**Given task**: Print every entry exactly as written.
— begin Data section —
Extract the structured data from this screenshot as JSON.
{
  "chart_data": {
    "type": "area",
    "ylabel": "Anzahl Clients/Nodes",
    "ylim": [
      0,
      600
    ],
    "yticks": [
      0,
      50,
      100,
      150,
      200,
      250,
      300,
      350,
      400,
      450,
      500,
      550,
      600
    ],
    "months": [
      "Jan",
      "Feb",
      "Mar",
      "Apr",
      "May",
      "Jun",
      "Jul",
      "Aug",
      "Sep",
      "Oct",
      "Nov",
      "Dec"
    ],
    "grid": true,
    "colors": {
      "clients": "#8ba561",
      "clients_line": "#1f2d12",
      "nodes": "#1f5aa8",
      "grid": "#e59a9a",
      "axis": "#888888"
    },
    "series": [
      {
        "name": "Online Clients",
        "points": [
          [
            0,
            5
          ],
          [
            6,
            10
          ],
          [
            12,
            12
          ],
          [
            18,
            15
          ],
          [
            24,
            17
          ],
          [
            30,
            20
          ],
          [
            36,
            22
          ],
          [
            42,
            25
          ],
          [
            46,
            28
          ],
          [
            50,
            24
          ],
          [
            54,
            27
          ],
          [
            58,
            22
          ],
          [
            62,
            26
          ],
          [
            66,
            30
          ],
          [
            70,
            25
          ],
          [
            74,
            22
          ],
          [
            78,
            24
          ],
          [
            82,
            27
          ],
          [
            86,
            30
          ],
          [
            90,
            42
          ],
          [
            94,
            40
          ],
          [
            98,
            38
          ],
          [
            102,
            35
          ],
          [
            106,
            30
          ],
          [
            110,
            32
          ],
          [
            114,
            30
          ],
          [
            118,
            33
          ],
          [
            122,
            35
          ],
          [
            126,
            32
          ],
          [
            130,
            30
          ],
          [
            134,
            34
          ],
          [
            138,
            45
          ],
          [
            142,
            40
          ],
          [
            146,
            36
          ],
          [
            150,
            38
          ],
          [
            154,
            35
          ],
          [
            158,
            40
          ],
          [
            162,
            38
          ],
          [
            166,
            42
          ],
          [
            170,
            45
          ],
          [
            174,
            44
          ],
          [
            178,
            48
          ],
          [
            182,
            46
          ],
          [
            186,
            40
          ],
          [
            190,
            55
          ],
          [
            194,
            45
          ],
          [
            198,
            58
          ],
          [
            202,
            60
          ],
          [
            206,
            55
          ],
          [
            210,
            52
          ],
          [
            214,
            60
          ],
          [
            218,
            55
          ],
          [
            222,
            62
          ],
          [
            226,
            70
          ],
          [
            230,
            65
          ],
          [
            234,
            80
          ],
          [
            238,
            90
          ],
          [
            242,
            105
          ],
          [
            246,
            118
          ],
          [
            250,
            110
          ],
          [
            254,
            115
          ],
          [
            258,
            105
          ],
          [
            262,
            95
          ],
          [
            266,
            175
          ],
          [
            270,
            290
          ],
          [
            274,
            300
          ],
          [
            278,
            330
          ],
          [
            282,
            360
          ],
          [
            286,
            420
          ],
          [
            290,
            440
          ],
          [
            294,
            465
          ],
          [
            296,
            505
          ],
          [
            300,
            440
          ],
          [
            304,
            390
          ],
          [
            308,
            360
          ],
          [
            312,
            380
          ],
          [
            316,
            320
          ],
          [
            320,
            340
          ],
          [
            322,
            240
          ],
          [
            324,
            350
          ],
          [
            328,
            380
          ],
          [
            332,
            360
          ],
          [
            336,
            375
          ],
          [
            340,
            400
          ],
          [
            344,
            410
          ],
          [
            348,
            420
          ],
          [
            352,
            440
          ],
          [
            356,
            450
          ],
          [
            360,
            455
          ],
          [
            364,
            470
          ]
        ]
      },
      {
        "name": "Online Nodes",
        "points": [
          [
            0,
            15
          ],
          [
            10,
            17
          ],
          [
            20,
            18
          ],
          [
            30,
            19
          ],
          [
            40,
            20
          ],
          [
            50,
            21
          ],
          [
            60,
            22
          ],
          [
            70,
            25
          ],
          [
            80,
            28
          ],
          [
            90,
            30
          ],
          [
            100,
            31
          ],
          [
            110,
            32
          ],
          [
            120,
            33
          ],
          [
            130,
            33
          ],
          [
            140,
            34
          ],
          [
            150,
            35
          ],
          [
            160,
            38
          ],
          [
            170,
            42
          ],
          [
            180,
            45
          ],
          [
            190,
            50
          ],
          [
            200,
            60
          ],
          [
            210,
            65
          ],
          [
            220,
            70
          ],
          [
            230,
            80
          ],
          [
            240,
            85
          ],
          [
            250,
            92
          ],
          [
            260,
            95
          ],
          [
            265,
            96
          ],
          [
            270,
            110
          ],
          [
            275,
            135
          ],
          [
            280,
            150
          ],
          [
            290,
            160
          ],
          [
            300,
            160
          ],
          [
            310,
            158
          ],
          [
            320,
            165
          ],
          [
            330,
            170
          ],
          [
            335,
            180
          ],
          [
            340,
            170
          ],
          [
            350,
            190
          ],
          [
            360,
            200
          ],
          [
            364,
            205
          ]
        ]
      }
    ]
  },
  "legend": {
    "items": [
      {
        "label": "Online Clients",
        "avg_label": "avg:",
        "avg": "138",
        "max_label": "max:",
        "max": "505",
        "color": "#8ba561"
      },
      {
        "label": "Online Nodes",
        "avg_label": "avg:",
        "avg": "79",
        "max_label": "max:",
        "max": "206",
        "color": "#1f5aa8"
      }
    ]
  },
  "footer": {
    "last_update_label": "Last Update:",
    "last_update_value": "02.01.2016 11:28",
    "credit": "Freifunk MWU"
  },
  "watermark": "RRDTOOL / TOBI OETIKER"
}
— end Data section —
**Task output**:
Extract the structured data from this screenshot as JSON.
{
  "chart_data": {
    "type": "area",
    "ylabel": "Anzahl Clients/Nodes",
    "ylim": [
      0,
      600
    ],
    "yticks": [
      0,
      50,
      100,
      150,
      200,
      250,
      300,
      350,
      400,
      450,
      500,
      550,
      600
    ],
    "months": [
      "Jan",
      "Feb",
      "Mar",
      "Apr",
      "May",
      "Jun",
      "Jul",
      "Aug",
      "Sep",
      "Oct",
      "Nov",
      "Dec"
    ],
    "grid": true,
    "colors": {
      "clients": "#8ba561",
      "clients_line": "#1f2d12",
      "nodes": "#1f5aa8",
      "grid": "#e59a9a",
      "axis": "#888888"
    },
    "series": [
      {
        "name": "Online Clients",
        "points": [
          [
            0,
            5
          ],
          [
            6,
            10
          ],
          [
            12,
            12
          ],
          [
            18,
            15
          ],
          [
            24,
            17
          ],
          [
            30,
            20
          ],
          [
            36,
            22
          ],
          [
            42,
            25
          ],
          [
            46,
            28
          ],
          [
            50,
            24
          ],
          [
            54,
            27
          ],
          [
            58,
            22
          ],
          [
            62,
            26
          ],
          [
            66,
            30
          ],
          [
            70,
            25
          ],
          [
            74,
            22
          ],
          [
            78,
            24
          ],
          [
            82,
            27
          ],
          [
            86,
            30
          ],
          [
            90,
            42
          ],
          [
            94,
            40
          ],
          [
            98,
            38
          ],
          [
            102,
            35
          ],
          [
            106,
            30
          ],
          [
            110,
            32
          ],
          [
            114,
            30
          ],
          [
            118,
            33
          ],
          [
            122,
            35
          ],
          [
            126,
            32
          ],
          [
            130,
            30
          ],
          [
            134,
            34
          ],
          [
            138,
            45
          ],
          [
            142,
            40
          ],
          [
            146,
            36
          ],
          [
            150,
            38
          ],
          [
            154,
            35
          ],
          [
            158,
            40
          ],
          [
            162,
            38
          ],
          [
            166,
            42
          ],
          [
            170,
            45
          ],
          [
            174,
            44
          ],
          [
            178,
            48
          ],
          [
            182,
            46
          ],
          [
            186,
            40
          ],
          [
            190,
            55
          ],
          [
            194,
            45
          ],
          [
            198,
            58
          ],
          [
            202,
            60
          ],
          [
            206,
            55
          ],
          [
            210,
            52
          ],
          [
            214,
            60
          ],
          [
            218,
            55
          ],
          [
            222,
            62
          ],
          [
            226,
            70
          ],
          [
            230,
            65
          ],
          [
            234,
            80
          ],
          [
            238,
            90
          ],
          [
            242,
            105
          ],
          [
            246,
            118
          ],
          [
            250,
            110
          ],
          [
            254,
            115
          ],
          [
            258,
            105
          ],
          [
            262,
            95
          ],
          [
            266,
            175
          ],
          [
            270,
            290
          ],
          [
            274,
            300
          ],
          [
            278,
            330
          ],
          [
            282,
            360
          ],
          [
            286,
            420
          ],
          [
            290,
            440
          ],
          [
            294,
            465
          ],
          [
            296,
            505
          ],
          [
            300,
            440
          ],
          [
            304,
            390
          ],
          [
            308,
            360
          ],
          [
            312,
            380
          ],
          [
            316,
            320
          ],
          [
            320,
            340
          ],
          [
            322,
            240
          ],
          [
            324,
            350
          ],
          [
            328,
            380
          ],
          [
            332,
            360
          ],
          [
            336,
            375
          ],
          [
            340,
            400
          ],
          [
            344,
            410
          ],
          [
            348,
            420
          ],
          [
            352,
            440
          ],
          [
            356,
            450
          ],
          [
            360,
            455
          ],
          [
            364,
            470
          ]
        ]
      },
      {
        "name": "Online Nodes",
        "points": [
          [
            0,
            15
          ],
          [
            10,
            17
          ],
          [
            20,
            18
          ],
          [
            30,
            19
          ],
          [
            40,
            20
          ],
          [
            50,
            21
          ],
          [
            60,
            22
          ],
          [
            70,
            25
          ],
          [
            80,
            28
          ],
          [
            90,
            30
          ],
          [
            100,
            31
          ],
          [
            110,
            32
          ],
          [
            120,
            33
          ],
          [
            130,
            33
          ],
          [
            140,
            34
          ],
          [
            150,
            35
          ],
          [
            160,
            38
          ],
          [
            170,
            42
          ],
          [
            180,
            45
          ],
          [
            190,
            50
          ],
          [
            200,
            60
          ],
          [
            210,
            65
          ],
          [
            220,
            70
          ],
          [
            230,
            80
          ],
          [
            240,
            85
          ],
          [
            250,
            92
          ],
          [
            260,
            95
          ],
          [
            265,
            96
          ],
          [
            270,
            110
          ],
          [
            275,
            135
          ],
          [
            280,
            150
          ],
          [
            290,
            160
          ],
          [
            300,
            160
          ],
          [
            310,
            158
          ],
          [
            320,
            165
          ],
          [
            330,
            170
          ],
          [
            335,
            180
          ],
          [
            340,
            170
          ],
          [
            350,
            190
          ],
          [
            360,
            200
          ],
          [
            364,
            205
          ]
        ]
      }
    ]
  },
  "legend": {
    "items": [
      {
        "label": "Online Clients",
        "avg_label": "avg:",
        "avg": "138",
        "max_label": "max:",
        "max": "505",
        "color": "#8ba561"
      },
      {
        "label": "Online Nodes",
        "avg_label": "avg:",
        "avg": "79",
        "max_label": "max:",
        "max": "206",
        "color": "#1f5aa8"
      }
    ]
  },
  "footer": {
    "last_update_label": "Last Update:",
    "last_update_value": "02.01.2016 11:28",
    "credit": "Freifunk MWU"
  },
  "watermark": "RRDTOOL / TOBI OETIKER"
}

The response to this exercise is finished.